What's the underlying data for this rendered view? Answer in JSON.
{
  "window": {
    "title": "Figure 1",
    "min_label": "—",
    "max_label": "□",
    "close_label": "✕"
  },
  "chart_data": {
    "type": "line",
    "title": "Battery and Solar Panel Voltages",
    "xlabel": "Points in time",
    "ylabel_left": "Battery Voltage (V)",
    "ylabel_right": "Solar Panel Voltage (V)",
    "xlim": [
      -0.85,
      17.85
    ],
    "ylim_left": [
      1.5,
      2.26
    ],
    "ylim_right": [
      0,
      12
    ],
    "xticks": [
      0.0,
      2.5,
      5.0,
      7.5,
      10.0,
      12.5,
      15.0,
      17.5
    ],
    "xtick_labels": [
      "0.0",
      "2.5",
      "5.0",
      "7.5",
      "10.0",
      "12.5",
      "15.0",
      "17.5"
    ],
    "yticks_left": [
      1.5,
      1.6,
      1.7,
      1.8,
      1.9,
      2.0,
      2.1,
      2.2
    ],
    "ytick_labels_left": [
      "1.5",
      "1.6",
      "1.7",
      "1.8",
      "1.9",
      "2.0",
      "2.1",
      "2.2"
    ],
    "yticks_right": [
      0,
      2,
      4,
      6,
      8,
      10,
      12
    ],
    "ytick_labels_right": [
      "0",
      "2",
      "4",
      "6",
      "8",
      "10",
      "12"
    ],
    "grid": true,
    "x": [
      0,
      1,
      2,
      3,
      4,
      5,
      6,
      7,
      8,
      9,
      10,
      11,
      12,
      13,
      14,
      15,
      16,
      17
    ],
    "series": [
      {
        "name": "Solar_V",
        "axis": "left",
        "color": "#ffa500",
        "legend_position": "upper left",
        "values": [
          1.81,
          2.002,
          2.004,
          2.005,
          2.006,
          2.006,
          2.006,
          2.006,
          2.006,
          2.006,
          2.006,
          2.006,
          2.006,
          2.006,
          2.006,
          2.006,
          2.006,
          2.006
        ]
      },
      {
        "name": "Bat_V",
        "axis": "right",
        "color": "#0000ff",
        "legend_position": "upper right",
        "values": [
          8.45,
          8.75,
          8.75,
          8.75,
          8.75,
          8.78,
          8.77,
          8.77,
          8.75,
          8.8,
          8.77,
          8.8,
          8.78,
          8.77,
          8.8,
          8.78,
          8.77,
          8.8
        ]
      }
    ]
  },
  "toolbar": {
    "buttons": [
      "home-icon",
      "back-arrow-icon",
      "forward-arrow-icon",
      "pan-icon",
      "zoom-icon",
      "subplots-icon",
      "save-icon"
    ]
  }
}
****************
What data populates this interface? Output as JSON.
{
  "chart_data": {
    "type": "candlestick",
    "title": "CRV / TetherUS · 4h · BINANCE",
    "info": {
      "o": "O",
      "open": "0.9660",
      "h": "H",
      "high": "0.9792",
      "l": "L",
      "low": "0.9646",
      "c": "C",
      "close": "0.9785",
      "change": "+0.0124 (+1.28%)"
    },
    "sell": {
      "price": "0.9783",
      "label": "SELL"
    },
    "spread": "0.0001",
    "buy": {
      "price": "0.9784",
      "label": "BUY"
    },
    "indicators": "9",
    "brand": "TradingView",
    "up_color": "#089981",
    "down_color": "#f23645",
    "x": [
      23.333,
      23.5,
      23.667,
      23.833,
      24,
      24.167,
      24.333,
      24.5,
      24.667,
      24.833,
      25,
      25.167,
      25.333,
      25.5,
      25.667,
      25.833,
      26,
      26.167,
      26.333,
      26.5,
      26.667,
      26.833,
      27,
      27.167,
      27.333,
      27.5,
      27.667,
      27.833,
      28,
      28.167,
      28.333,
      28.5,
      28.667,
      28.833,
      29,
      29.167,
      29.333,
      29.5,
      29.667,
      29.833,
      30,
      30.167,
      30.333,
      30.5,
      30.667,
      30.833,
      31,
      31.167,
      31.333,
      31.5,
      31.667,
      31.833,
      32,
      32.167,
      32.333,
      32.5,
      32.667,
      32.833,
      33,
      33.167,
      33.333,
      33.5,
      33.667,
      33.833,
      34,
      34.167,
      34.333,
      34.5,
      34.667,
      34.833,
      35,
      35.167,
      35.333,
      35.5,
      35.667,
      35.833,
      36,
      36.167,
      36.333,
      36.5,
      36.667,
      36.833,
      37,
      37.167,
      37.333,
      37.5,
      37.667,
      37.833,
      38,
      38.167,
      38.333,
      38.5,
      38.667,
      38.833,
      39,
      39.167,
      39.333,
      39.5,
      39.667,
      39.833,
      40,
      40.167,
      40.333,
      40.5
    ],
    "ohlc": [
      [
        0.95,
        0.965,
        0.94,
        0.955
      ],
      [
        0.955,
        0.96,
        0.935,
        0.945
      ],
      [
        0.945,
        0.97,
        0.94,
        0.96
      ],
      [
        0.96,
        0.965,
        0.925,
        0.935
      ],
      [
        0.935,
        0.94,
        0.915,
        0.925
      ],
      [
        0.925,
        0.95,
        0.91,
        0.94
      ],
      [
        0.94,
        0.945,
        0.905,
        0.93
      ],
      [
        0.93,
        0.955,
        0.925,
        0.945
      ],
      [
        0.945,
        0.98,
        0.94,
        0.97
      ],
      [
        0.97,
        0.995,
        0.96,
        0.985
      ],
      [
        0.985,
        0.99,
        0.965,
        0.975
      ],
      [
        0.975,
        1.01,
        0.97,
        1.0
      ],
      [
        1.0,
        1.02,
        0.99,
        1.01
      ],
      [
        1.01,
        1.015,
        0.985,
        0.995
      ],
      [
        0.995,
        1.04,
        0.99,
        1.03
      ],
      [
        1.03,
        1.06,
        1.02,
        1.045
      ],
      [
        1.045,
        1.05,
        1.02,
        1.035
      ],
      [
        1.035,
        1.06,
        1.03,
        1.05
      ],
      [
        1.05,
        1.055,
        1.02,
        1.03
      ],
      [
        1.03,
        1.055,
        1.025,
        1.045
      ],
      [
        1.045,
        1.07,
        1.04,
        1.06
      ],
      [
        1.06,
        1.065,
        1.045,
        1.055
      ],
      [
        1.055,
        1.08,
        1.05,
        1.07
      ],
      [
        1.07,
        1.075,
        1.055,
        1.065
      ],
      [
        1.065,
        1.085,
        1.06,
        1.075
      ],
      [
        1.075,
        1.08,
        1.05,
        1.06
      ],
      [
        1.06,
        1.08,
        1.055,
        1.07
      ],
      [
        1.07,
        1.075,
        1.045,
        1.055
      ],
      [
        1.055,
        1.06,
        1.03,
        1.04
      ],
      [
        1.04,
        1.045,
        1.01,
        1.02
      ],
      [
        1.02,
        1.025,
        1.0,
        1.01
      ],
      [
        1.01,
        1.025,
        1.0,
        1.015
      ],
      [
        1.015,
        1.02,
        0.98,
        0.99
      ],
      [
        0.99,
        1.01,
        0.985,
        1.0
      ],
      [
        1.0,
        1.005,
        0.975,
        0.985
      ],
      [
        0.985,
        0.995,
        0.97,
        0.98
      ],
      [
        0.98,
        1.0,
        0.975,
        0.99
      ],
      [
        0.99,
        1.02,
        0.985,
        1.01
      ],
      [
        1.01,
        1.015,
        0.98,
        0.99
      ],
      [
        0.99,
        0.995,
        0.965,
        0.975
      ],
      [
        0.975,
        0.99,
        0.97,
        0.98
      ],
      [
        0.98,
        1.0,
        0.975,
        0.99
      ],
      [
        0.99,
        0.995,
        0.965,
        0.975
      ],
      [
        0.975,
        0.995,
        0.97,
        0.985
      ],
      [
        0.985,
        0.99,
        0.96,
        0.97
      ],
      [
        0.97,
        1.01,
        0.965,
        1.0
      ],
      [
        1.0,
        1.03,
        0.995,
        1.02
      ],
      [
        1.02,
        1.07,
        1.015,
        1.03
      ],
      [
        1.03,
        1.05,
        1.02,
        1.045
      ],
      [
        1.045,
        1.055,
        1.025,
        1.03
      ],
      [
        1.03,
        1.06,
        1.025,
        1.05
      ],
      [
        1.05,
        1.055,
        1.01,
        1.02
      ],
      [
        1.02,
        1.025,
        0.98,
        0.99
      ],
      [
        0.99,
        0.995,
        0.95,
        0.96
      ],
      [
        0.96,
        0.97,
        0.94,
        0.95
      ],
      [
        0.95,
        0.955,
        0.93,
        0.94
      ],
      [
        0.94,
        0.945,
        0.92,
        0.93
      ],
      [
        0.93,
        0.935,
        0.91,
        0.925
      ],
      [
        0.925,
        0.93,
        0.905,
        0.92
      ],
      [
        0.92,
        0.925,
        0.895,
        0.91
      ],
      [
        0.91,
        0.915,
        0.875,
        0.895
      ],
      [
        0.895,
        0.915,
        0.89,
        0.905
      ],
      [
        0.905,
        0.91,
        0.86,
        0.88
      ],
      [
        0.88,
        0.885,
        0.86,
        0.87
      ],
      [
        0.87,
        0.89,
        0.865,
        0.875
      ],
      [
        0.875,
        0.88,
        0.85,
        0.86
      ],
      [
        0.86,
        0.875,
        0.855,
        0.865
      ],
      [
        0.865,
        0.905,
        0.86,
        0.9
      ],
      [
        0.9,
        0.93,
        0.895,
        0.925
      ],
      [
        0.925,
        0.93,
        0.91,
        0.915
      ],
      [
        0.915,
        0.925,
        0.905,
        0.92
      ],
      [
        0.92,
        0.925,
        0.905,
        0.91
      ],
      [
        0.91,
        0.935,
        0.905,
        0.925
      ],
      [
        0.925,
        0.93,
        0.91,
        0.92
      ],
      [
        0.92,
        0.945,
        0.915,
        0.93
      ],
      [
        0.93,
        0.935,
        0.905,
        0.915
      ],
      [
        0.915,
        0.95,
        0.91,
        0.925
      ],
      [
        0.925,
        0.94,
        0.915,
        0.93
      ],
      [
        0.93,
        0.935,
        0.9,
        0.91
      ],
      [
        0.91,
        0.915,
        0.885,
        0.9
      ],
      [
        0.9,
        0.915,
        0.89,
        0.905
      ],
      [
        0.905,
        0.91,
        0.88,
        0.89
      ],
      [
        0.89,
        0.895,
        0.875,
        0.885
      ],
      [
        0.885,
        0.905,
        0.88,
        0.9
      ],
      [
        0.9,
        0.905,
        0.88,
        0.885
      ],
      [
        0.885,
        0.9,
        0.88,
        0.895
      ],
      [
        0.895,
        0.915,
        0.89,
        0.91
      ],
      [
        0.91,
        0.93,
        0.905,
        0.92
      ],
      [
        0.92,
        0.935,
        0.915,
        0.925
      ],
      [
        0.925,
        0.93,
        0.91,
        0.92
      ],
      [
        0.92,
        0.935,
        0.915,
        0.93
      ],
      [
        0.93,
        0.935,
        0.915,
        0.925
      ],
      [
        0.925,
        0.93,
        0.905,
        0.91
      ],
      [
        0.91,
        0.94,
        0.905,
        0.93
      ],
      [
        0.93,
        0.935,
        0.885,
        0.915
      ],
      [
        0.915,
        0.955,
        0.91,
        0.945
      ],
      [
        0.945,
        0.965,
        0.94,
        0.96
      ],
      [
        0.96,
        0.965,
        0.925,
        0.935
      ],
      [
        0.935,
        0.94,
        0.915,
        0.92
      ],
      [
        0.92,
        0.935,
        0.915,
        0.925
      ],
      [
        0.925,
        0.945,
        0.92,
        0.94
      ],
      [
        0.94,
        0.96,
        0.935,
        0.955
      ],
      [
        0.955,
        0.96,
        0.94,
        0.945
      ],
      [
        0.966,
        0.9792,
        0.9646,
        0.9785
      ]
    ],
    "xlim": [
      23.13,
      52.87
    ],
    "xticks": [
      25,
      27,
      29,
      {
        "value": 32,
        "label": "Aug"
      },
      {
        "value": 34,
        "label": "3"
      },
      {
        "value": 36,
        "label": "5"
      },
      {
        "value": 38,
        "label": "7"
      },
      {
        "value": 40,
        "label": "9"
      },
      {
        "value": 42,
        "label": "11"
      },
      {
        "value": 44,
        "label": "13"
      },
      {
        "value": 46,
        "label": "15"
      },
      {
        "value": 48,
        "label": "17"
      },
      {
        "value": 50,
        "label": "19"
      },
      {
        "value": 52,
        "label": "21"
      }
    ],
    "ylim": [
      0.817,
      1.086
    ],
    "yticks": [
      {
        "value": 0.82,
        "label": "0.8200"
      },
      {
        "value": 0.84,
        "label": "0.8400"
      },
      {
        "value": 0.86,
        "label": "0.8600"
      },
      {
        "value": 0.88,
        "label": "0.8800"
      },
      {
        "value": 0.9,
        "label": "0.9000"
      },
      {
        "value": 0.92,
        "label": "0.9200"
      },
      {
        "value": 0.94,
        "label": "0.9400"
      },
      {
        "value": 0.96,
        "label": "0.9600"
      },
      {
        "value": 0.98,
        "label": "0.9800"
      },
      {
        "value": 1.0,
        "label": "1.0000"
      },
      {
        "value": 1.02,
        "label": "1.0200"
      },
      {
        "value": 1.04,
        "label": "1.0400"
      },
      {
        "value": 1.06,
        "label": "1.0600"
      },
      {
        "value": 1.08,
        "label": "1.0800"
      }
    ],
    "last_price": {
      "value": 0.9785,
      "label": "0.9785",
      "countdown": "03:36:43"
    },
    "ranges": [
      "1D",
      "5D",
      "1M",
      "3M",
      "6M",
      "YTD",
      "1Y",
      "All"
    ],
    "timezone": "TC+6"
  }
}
****************
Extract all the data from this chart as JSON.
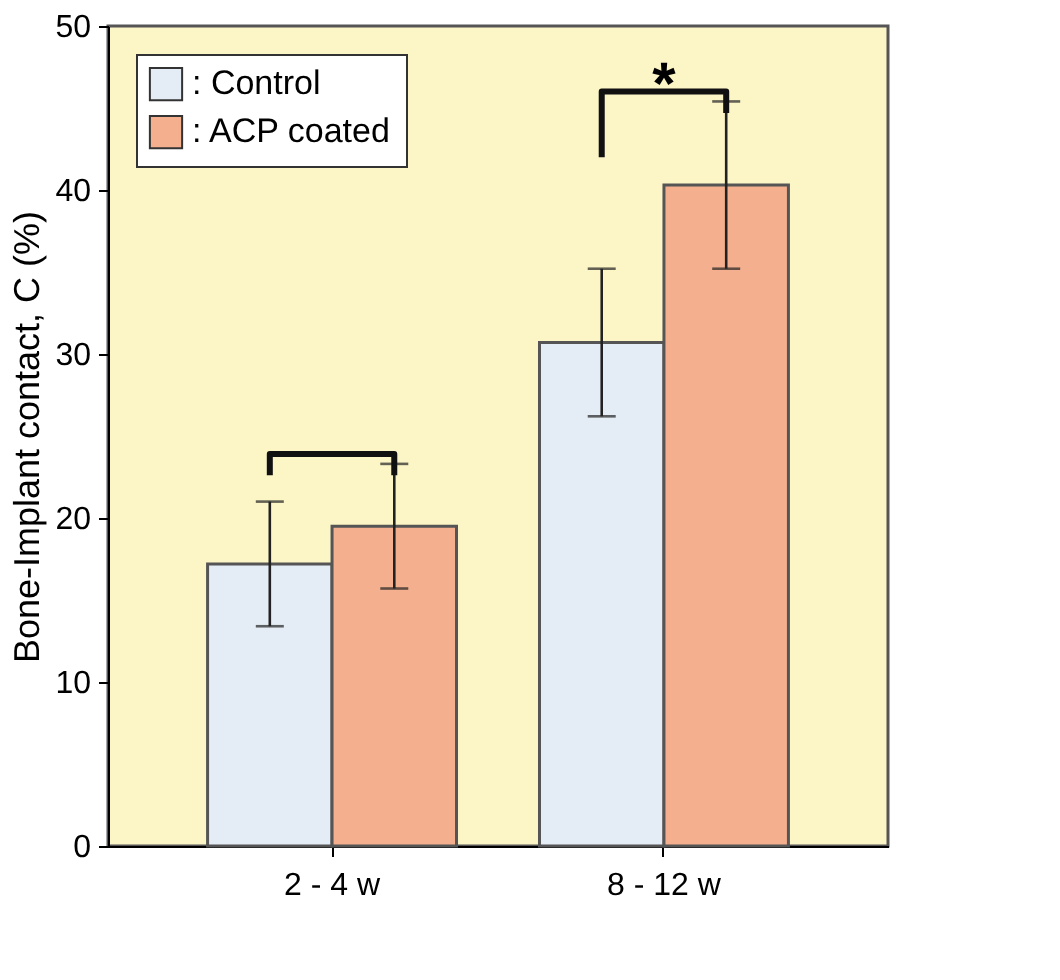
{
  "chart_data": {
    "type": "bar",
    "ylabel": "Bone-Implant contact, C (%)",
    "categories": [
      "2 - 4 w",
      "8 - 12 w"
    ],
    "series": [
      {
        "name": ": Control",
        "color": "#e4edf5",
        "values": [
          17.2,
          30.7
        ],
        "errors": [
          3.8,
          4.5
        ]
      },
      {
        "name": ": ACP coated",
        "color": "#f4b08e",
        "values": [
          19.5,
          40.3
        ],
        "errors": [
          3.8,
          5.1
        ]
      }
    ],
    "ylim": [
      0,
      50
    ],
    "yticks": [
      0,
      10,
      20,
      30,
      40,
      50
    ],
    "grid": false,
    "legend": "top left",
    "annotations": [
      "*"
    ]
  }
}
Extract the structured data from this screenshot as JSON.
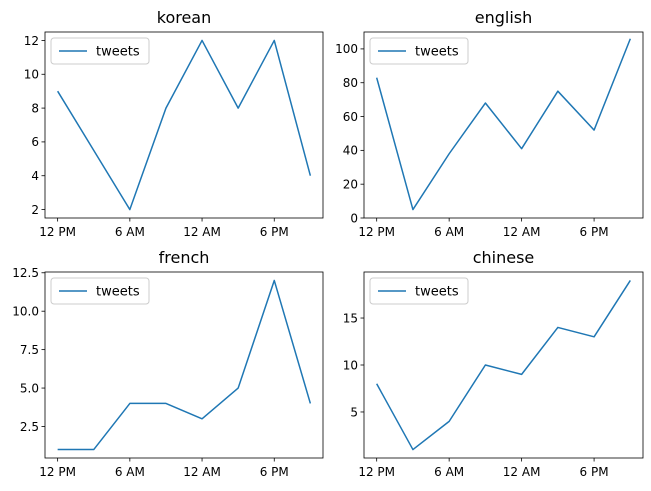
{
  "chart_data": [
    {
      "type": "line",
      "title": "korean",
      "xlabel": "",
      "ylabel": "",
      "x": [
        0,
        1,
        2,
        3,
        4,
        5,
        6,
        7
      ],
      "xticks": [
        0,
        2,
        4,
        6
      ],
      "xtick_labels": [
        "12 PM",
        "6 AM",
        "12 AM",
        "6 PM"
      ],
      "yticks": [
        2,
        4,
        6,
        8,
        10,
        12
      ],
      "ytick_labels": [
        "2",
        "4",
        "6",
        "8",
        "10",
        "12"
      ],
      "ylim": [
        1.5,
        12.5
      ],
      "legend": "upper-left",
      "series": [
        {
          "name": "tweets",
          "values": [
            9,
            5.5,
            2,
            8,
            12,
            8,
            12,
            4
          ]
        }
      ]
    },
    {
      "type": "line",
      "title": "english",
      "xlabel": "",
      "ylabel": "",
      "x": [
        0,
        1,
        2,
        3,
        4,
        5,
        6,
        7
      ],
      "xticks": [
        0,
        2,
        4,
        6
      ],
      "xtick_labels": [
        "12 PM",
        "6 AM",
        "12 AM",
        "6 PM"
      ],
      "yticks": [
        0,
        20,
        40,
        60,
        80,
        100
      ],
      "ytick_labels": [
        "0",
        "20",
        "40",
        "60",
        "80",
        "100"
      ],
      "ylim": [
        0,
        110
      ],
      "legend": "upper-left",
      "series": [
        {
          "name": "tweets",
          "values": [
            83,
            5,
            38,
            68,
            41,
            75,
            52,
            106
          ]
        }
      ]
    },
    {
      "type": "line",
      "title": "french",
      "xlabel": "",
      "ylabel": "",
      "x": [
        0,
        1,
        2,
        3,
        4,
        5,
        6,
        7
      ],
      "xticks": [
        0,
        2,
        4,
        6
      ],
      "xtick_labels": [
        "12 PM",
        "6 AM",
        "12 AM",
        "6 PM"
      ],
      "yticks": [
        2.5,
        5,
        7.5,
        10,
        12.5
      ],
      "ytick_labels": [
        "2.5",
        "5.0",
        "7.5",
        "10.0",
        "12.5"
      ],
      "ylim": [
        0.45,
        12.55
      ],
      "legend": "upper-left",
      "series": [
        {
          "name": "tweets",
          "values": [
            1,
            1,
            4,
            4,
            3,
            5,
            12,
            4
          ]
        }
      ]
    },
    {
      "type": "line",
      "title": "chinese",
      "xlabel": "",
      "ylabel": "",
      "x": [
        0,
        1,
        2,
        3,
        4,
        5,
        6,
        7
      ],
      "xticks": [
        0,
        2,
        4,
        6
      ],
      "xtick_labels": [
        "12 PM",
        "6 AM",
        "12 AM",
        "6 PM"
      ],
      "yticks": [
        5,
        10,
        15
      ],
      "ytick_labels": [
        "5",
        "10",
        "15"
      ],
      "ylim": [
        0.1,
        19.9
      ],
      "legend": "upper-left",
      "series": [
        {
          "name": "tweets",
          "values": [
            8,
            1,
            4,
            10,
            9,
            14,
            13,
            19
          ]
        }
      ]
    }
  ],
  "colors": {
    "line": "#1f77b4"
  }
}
****************
**DIRECTION**
Pick out all lines containing the string "Extract".

**EXERCISE RESPONSE**
Extract all the data from this chart as JSON.
Extract the structured data from this screenshot as JSON.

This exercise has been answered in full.